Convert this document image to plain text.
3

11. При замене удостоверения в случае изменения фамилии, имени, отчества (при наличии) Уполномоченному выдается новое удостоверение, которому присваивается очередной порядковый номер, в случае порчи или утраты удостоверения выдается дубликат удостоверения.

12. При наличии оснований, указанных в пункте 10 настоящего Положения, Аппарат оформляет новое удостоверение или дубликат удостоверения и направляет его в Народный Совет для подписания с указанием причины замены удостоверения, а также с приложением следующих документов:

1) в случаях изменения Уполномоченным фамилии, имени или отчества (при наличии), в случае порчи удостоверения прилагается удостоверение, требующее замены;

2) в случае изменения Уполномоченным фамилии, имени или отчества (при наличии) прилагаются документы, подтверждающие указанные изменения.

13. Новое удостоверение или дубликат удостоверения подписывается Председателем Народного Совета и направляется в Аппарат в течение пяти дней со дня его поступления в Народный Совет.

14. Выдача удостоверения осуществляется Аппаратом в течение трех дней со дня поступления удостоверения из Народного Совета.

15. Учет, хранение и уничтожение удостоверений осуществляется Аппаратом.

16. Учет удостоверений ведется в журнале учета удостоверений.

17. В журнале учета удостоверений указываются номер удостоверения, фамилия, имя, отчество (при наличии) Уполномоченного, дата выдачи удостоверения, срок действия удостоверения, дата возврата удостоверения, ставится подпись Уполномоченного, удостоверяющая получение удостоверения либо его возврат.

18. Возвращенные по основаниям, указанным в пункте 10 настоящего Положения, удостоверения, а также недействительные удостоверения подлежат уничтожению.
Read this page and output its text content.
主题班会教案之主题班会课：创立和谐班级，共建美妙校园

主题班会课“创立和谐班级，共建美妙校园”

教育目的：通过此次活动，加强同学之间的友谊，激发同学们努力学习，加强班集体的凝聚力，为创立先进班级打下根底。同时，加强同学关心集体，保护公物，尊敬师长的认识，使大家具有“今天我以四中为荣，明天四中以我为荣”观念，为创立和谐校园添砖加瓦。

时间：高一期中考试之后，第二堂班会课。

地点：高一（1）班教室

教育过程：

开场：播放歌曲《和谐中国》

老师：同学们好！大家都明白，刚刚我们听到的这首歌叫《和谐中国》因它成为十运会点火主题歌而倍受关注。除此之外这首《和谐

**********

Gather from the data above every line with the string "共建美妙校园".

_Finished answer_:
主题班会教案之主题班会课：创立和谐班级，共建美妙校园
主题班会课“创立和谐班级，共建美妙校园”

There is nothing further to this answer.